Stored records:
- - -

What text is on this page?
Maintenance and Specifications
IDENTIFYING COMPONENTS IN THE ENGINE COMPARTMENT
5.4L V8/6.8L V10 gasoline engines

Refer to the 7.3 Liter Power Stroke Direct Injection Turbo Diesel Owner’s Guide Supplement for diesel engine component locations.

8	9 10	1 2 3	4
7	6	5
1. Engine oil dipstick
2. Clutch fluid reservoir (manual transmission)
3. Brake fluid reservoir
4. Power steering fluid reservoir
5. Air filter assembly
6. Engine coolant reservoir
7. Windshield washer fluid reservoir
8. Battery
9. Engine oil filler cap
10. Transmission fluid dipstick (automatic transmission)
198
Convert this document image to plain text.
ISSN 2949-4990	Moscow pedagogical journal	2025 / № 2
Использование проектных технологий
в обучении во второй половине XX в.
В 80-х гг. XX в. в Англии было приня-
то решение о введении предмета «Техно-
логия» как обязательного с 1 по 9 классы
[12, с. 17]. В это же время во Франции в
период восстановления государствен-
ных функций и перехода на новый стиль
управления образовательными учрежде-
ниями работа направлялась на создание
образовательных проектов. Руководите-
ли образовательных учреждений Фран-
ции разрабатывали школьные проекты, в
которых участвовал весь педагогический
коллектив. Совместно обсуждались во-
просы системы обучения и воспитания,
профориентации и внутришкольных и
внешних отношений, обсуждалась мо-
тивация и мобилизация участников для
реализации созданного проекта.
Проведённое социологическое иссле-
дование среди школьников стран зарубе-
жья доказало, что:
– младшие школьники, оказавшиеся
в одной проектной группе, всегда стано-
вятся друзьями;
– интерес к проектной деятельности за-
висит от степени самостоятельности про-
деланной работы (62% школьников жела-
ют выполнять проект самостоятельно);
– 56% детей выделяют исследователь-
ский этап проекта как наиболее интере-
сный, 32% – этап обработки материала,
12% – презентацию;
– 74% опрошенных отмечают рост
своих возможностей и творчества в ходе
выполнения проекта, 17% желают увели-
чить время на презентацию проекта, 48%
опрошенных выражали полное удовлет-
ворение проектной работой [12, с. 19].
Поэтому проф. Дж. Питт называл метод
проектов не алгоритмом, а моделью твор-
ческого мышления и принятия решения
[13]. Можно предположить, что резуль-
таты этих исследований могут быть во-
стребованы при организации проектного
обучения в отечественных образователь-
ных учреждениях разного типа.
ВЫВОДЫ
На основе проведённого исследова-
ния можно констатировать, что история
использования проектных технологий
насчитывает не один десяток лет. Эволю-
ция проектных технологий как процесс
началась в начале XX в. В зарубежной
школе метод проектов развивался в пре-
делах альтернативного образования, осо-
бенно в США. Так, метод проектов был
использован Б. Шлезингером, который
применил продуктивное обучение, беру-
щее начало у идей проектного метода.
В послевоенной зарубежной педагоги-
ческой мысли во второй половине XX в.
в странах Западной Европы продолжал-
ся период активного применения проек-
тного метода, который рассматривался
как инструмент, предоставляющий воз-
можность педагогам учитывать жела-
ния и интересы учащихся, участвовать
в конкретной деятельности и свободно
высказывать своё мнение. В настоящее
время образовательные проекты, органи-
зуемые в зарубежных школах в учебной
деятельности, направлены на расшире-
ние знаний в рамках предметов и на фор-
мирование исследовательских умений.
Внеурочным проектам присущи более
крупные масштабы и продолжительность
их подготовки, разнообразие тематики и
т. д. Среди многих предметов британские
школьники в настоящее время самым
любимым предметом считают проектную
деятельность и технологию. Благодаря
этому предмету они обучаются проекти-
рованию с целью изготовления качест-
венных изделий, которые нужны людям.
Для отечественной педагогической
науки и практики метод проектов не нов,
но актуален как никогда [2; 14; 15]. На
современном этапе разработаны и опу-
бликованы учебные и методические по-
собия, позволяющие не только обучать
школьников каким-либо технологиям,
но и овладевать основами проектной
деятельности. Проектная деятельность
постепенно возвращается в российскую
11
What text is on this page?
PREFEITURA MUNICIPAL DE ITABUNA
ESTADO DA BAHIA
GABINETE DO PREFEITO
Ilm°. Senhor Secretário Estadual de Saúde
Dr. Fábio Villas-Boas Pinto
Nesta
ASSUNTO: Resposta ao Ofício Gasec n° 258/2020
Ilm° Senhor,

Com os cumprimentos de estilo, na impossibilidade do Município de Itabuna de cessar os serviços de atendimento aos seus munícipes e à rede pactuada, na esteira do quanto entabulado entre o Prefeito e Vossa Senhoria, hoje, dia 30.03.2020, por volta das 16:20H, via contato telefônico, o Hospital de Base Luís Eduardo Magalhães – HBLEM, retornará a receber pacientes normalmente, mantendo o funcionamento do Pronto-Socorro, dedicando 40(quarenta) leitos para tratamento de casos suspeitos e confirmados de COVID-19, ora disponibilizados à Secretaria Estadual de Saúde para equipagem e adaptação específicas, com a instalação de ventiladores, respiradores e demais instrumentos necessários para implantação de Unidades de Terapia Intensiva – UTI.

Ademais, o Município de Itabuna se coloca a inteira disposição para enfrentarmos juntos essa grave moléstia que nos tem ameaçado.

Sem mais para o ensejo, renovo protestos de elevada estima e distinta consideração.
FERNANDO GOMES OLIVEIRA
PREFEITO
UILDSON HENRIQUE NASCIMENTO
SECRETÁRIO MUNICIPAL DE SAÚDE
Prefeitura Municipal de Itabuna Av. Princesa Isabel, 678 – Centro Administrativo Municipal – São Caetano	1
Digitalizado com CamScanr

- - -

Directions for this task: Transcribe the material exactly as it reads.

Output:
What text is on this page?
Maintenance and Specifications
IDENTIFYING COMPONENTS IN THE ENGINE COMPARTMENT
5.4L V8/6.8L V10 gasoline engines

Refer to the 7.3 Liter Power Stroke Direct Injection Turbo Diesel Owner’s Guide Supplement for diesel engine component locations.

8	9 10	1 2 3	4
7	6	5
1. Engine oil dipstick
2. Clutch fluid reservoir (manual transmission)
3. Brake fluid reservoir
4. Power steering fluid reservoir
5. Air filter assembly
6. Engine coolant reservoir
7. Windshield washer fluid reservoir
8. Battery
9. Engine oil filler cap
10. Transmission fluid dipstick (automatic transmission)
198
Convert this document image to plain text.
ISSN 2949-4990	Moscow pedagogical journal	2025 / № 2
Использование проектных технологий
в обучении во второй половине XX в.
В 80-х гг. XX в. в Англии было приня-
то решение о введении предмета «Техно-
логия» как обязательного с 1 по 9 классы
[12, с. 17]. В это же время во Франции в
период восстановления государствен-
ных функций и перехода на новый стиль
управления образовательными учрежде-
ниями работа направлялась на создание
образовательных проектов. Руководите-
ли образовательных учреждений Фран-
ции разрабатывали школьные проекты, в
которых участвовал весь педагогический
коллектив. Совместно обсуждались во-
просы системы обучения и воспитания,
профориентации и внутришкольных и
внешних отношений, обсуждалась мо-
тивация и мобилизация участников для
реализации созданного проекта.
Проведённое социологическое иссле-
дование среди школьников стран зарубе-
жья доказало, что:
– младшие школьники, оказавшиеся
в одной проектной группе, всегда стано-
вятся друзьями;
– интерес к проектной деятельности за-
висит от степени самостоятельности про-
деланной работы (62% школьников жела-
ют выполнять проект самостоятельно);
– 56% детей выделяют исследователь-
ский этап проекта как наиболее интере-
сный, 32% – этап обработки материала,
12% – презентацию;
– 74% опрошенных отмечают рост
своих возможностей и творчества в ходе
выполнения проекта, 17% желают увели-
чить время на презентацию проекта, 48%
опрошенных выражали полное удовлет-
ворение проектной работой [12, с. 19].
Поэтому проф. Дж. Питт называл метод
проектов не алгоритмом, а моделью твор-
ческого мышления и принятия решения
[13]. Можно предположить, что резуль-
таты этих исследований могут быть во-
стребованы при организации проектного
обучения в отечественных образователь-
ных учреждениях разного типа.
ВЫВОДЫ
На основе проведённого исследова-
ния можно констатировать, что история
использования проектных технологий
насчитывает не один десяток лет. Эволю-
ция проектных технологий как процесс
началась в начале XX в. В зарубежной
школе метод проектов развивался в пре-
делах альтернативного образования, осо-
бенно в США. Так, метод проектов был
использован Б. Шлезингером, который
применил продуктивное обучение, беру-
щее начало у идей проектного метода.
В послевоенной зарубежной педагоги-
ческой мысли во второй половине XX в.
в странах Западной Европы продолжал-
ся период активного применения проек-
тного метода, который рассматривался
как инструмент, предоставляющий воз-
можность педагогам учитывать жела-
ния и интересы учащихся, участвовать
в конкретной деятельности и свободно
высказывать своё мнение. В настоящее
время образовательные проекты, органи-
зуемые в зарубежных школах в учебной
деятельности, направлены на расшире-
ние знаний в рамках предметов и на фор-
мирование исследовательских умений.
Внеурочным проектам присущи более
крупные масштабы и продолжительность
их подготовки, разнообразие тематики и
т. д. Среди многих предметов британские
школьники в настоящее время самым
любимым предметом считают проектную
деятельность и технологию. Благодаря
этому предмету они обучаются проекти-
рованию с целью изготовления качест-
венных изделий, которые нужны людям.
Для отечественной педагогической
науки и практики метод проектов не нов,
но актуален как никогда [2; 14; 15]. На
современном этапе разработаны и опу-
бликованы учебные и методические по-
собия, позволяющие не только обучать
школьников каким-либо технологиям,
но и овладевать основами проектной
деятельности. Проектная деятельность
постепенно возвращается в российскую
11
What text is on this page?
PREFEITURA MUNICIPAL DE ITABUNA
ESTADO DA BAHIA
GABINETE DO PREFEITO
Ilm°. Senhor Secretário Estadual de Saúde
Dr. Fábio Villas-Boas Pinto
Nesta
ASSUNTO: Resposta ao Ofício Gasec n° 258/2020
Ilm° Senhor,

Com os cumprimentos de estilo, na impossibilidade do Município de Itabuna de cessar os serviços de atendimento aos seus munícipes e à rede pactuada, na esteira do quanto entabulado entre o Prefeito e Vossa Senhoria, hoje, dia 30.03.2020, por volta das 16:20H, via contato telefônico, o Hospital de Base Luís Eduardo Magalhães – HBLEM, retornará a receber pacientes normalmente, mantendo o funcionamento do Pronto-Socorro, dedicando 40(quarenta) leitos para tratamento de casos suspeitos e confirmados de COVID-19, ora disponibilizados à Secretaria Estadual de Saúde para equipagem e adaptação específicas, com a instalação de ventiladores, respiradores e demais instrumentos necessários para implantação de Unidades de Terapia Intensiva – UTI.

Ademais, o Município de Itabuna se coloca a inteira disposição para enfrentarmos juntos essa grave moléstia que nos tem ameaçado.

Sem mais para o ensejo, renovo protestos de elevada estima e distinta consideração.
FERNANDO GOMES OLIVEIRA
PREFEITO
UILDSON HENRIQUE NASCIMENTO
SECRETÁRIO MUNICIPAL DE SAÚDE
Prefeitura Municipal de Itabuna Av. Princesa Isabel, 678 – Centro Administrativo Municipal – São Caetano	1
Digitalizado com CamScanr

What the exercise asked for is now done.